**Goal of the exercise**:
Leave out the pictures and copy each record below exactly.

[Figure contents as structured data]
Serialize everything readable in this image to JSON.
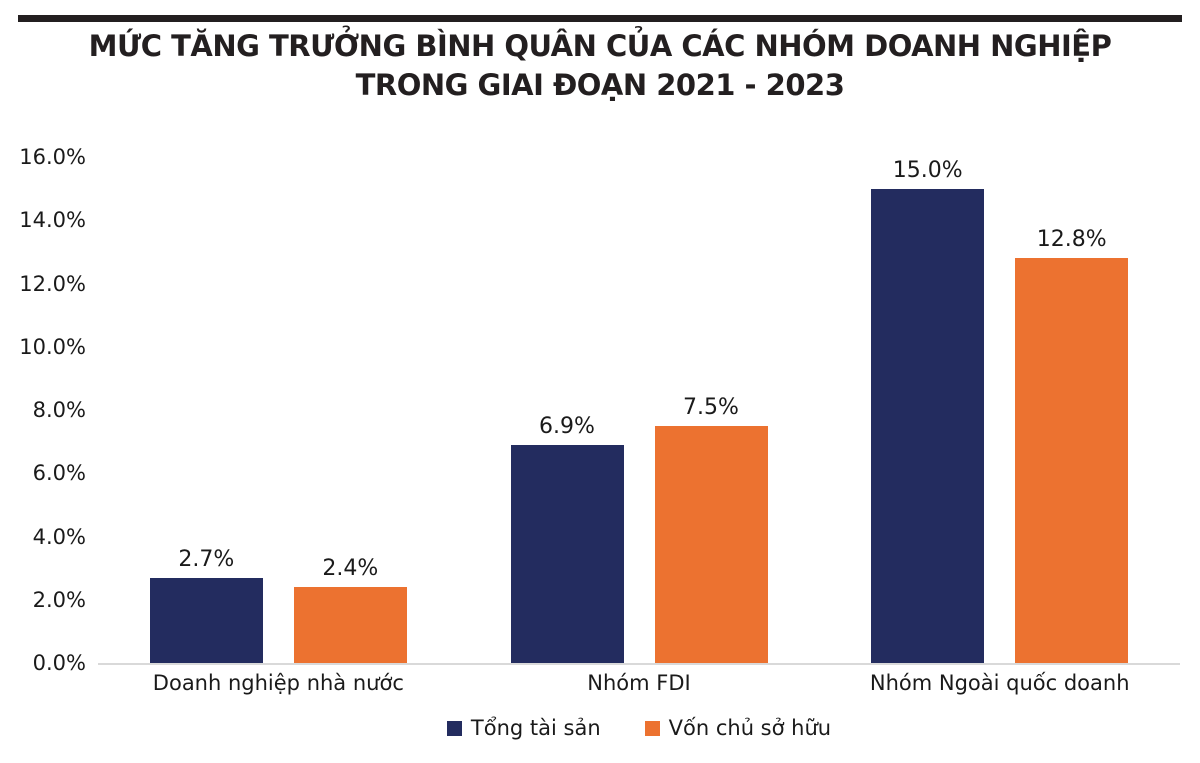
{
  "header": {
    "title_line1": "MỨC TĂNG TRƯỞNG BÌNH QUÂN CỦA CÁC NHÓM DOANH NGHIỆP",
    "title_line2": "TRONG GIAI ĐOẠN 2021 - 2023"
  },
  "colors": {
    "series1": "#232C5F",
    "series2": "#EC7230",
    "axis_line": "#D9D9D9",
    "title_text": "#231F20",
    "label_text": "#1A1A1A"
  },
  "chart_data": {
    "type": "bar",
    "title": "MỨC TĂNG TRƯỞNG BÌNH QUÂN CỦA CÁC NHÓM DOANH NGHIỆP TRONG GIAI ĐOẠN 2021 - 2023",
    "categories": [
      "Doanh nghiệp nhà nước",
      "Nhóm FDI",
      "Nhóm Ngoài quốc doanh"
    ],
    "series": [
      {
        "name": "Tổng tài sản",
        "color": "#232C5F",
        "values": [
          2.7,
          6.9,
          15.0
        ],
        "labels": [
          "2.7%",
          "6.9%",
          "15.0%"
        ]
      },
      {
        "name": "Vốn chủ sở hữu",
        "color": "#EC7230",
        "values": [
          2.4,
          7.5,
          12.8
        ],
        "labels": [
          "2.4%",
          "7.5%",
          "12.8%"
        ]
      }
    ],
    "xlabel": "",
    "ylabel": "",
    "ylim": [
      0,
      16
    ],
    "ytick_step": 2,
    "ytick_labels": [
      "0.0%",
      "2.0%",
      "4.0%",
      "6.0%",
      "8.0%",
      "10.0%",
      "12.0%",
      "14.0%",
      "16.0%"
    ],
    "grid": false,
    "legend_position": "bottom"
  }
}
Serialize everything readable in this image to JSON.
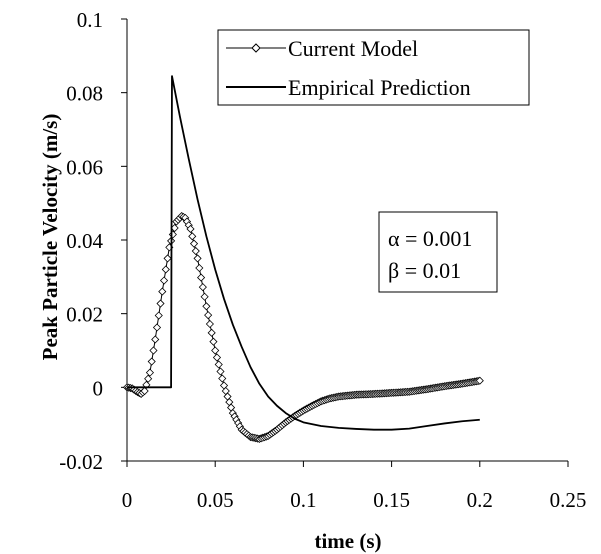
{
  "chart_data": {
    "type": "line",
    "xlabel": "time (s)",
    "ylabel": "Peak Particle Velocity (m/s)",
    "xlim": [
      0,
      0.25
    ],
    "ylim": [
      -0.02,
      0.1
    ],
    "x_ticks": [
      "0",
      "0.05",
      "0.1",
      "0.15",
      "0.2",
      "0.25"
    ],
    "y_ticks": [
      "-0.02",
      "0",
      "0.02",
      "0.04",
      "0.06",
      "0.08",
      "0.1"
    ],
    "grid": false,
    "legend_position": "top-right",
    "series": [
      {
        "name": "Current Model",
        "marker": "diamond",
        "x": [
          0,
          0.003,
          0.006,
          0.008,
          0.01,
          0.013,
          0.016,
          0.02,
          0.024,
          0.028,
          0.031,
          0.033,
          0.036,
          0.04,
          0.045,
          0.05,
          0.055,
          0.06,
          0.065,
          0.07,
          0.075,
          0.08,
          0.085,
          0.09,
          0.095,
          0.1,
          0.105,
          0.11,
          0.115,
          0.12,
          0.13,
          0.14,
          0.15,
          0.16,
          0.17,
          0.18,
          0.19,
          0.2
        ],
        "y": [
          0,
          -0.0003,
          -0.0013,
          -0.0018,
          -0.001,
          0.004,
          0.013,
          0.026,
          0.038,
          0.045,
          0.0465,
          0.046,
          0.043,
          0.035,
          0.022,
          0.01,
          0.0005,
          -0.007,
          -0.0115,
          -0.0135,
          -0.014,
          -0.0132,
          -0.0115,
          -0.0095,
          -0.0078,
          -0.0063,
          -0.005,
          -0.0038,
          -0.003,
          -0.0025,
          -0.002,
          -0.0018,
          -0.0015,
          -0.0012,
          -0.0005,
          0.0003,
          0.001,
          0.0018
        ]
      },
      {
        "name": "Empirical Prediction",
        "marker": "none",
        "x": [
          0,
          0.025,
          0.025,
          0.0255,
          0.03,
          0.035,
          0.04,
          0.045,
          0.05,
          0.055,
          0.06,
          0.065,
          0.07,
          0.075,
          0.08,
          0.085,
          0.09,
          0.095,
          0.1,
          0.11,
          0.12,
          0.13,
          0.14,
          0.15,
          0.16,
          0.17,
          0.18,
          0.19,
          0.2
        ],
        "y": [
          0,
          0,
          0.002,
          0.0845,
          0.0735,
          0.062,
          0.051,
          0.041,
          0.032,
          0.024,
          0.017,
          0.011,
          0.0055,
          0.001,
          -0.0025,
          -0.005,
          -0.007,
          -0.0085,
          -0.0095,
          -0.0105,
          -0.011,
          -0.0113,
          -0.0115,
          -0.0115,
          -0.0112,
          -0.0105,
          -0.0098,
          -0.0092,
          -0.0088
        ]
      }
    ]
  },
  "annotation": {
    "alpha_line": "α = 0.001",
    "beta_line": "β = 0.01"
  }
}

**The answer**:
Serialize everything readable in this image to JSON.
{
  "header": {
    "title_line1": "MỨC TĂNG TRƯỞNG BÌNH QUÂN CỦA CÁC NHÓM DOANH NGHIỆP",
    "title_line2": "TRONG GIAI ĐOẠN 2021 - 2023"
  },
  "colors": {
    "series1": "#232C5F",
    "series2": "#EC7230",
    "axis_line": "#D9D9D9",
    "title_text": "#231F20",
    "label_text": "#1A1A1A"
  },
  "chart_data": {
    "type": "bar",
    "title": "MỨC TĂNG TRƯỞNG BÌNH QUÂN CỦA CÁC NHÓM DOANH NGHIỆP TRONG GIAI ĐOẠN 2021 - 2023",
    "categories": [
      "Doanh nghiệp nhà nước",
      "Nhóm FDI",
      "Nhóm Ngoài quốc doanh"
    ],
    "series": [
      {
        "name": "Tổng tài sản",
        "color": "#232C5F",
        "values": [
          2.7,
          6.9,
          15.0
        ],
        "labels": [
          "2.7%",
          "6.9%",
          "15.0%"
        ]
      },
      {
        "name": "Vốn chủ sở hữu",
        "color": "#EC7230",
        "values": [
          2.4,
          7.5,
          12.8
        ],
        "labels": [
          "2.4%",
          "7.5%",
          "12.8%"
        ]
      }
    ],
    "xlabel": "",
    "ylabel": "",
    "ylim": [
      0,
      16
    ],
    "ytick_step": 2,
    "ytick_labels": [
      "0.0%",
      "2.0%",
      "4.0%",
      "6.0%",
      "8.0%",
      "10.0%",
      "12.0%",
      "14.0%",
      "16.0%"
    ],
    "grid": false,
    "legend_position": "bottom"
  }
}
Serialize everything readable in this image to JSON.
{
  "chart_data": {
    "type": "line",
    "xlabel": "time (s)",
    "ylabel": "Peak Particle Velocity (m/s)",
    "xlim": [
      0,
      0.25
    ],
    "ylim": [
      -0.02,
      0.1
    ],
    "x_ticks": [
      "0",
      "0.05",
      "0.1",
      "0.15",
      "0.2",
      "0.25"
    ],
    "y_ticks": [
      "-0.02",
      "0",
      "0.02",
      "0.04",
      "0.06",
      "0.08",
      "0.1"
    ],
    "grid": false,
    "legend_position": "top-right",
    "series": [
      {
        "name": "Current Model",
        "marker": "diamond",
        "x": [
          0,
          0.003,
          0.006,
          0.008,
          0.01,
          0.013,
          0.016,
          0.02,
          0.024,
          0.028,
          0.031,
          0.033,
          0.036,
          0.04,
          0.045,
          0.05,
          0.055,
          0.06,
          0.065,
          0.07,
          0.075,
          0.08,
          0.085,
          0.09,
          0.095,
          0.1,
          0.105,
          0.11,
          0.115,
          0.12,
          0.13,
          0.14,
          0.15,
          0.16,
          0.17,
          0.18,
          0.19,
          0.2
        ],
        "y": [
          0,
          -0.0003,
          -0.0013,
          -0.0018,
          -0.001,
          0.004,
          0.013,
          0.026,
          0.038,
          0.045,
          0.0465,
          0.046,
          0.043,
          0.035,
          0.022,
          0.01,
          0.0005,
          -0.007,
          -0.0115,
          -0.0135,
          -0.014,
          -0.0132,
          -0.0115,
          -0.0095,
          -0.0078,
          -0.0063,
          -0.005,
          -0.0038,
          -0.003,
          -0.0025,
          -0.002,
          -0.0018,
          -0.0015,
          -0.0012,
          -0.0005,
          0.0003,
          0.001,
          0.0018
        ]
      },
      {
        "name": "Empirical Prediction",
        "marker": "none",
        "x": [
          0,
          0.025,
          0.025,
          0.0255,
          0.03,
          0.035,
          0.04,
          0.045,
          0.05,
          0.055,
          0.06,
          0.065,
          0.07,
          0.075,
          0.08,
          0.085,
          0.09,
          0.095,
          0.1,
          0.11,
          0.12,
          0.13,
          0.14,
          0.15,
          0.16,
          0.17,
          0.18,
          0.19,
          0.2
        ],
        "y": [
          0,
          0,
          0.002,
          0.0845,
          0.0735,
          0.062,
          0.051,
          0.041,
          0.032,
          0.024,
          0.017,
          0.011,
          0.0055,
          0.001,
          -0.0025,
          -0.005,
          -0.007,
          -0.0085,
          -0.0095,
          -0.0105,
          -0.011,
          -0.0113,
          -0.0115,
          -0.0115,
          -0.0112,
          -0.0105,
          -0.0098,
          -0.0092,
          -0.0088
        ]
      }
    ]
  },
  "annotation": {
    "alpha_line": "α = 0.001",
    "beta_line": "β = 0.01"
  }
}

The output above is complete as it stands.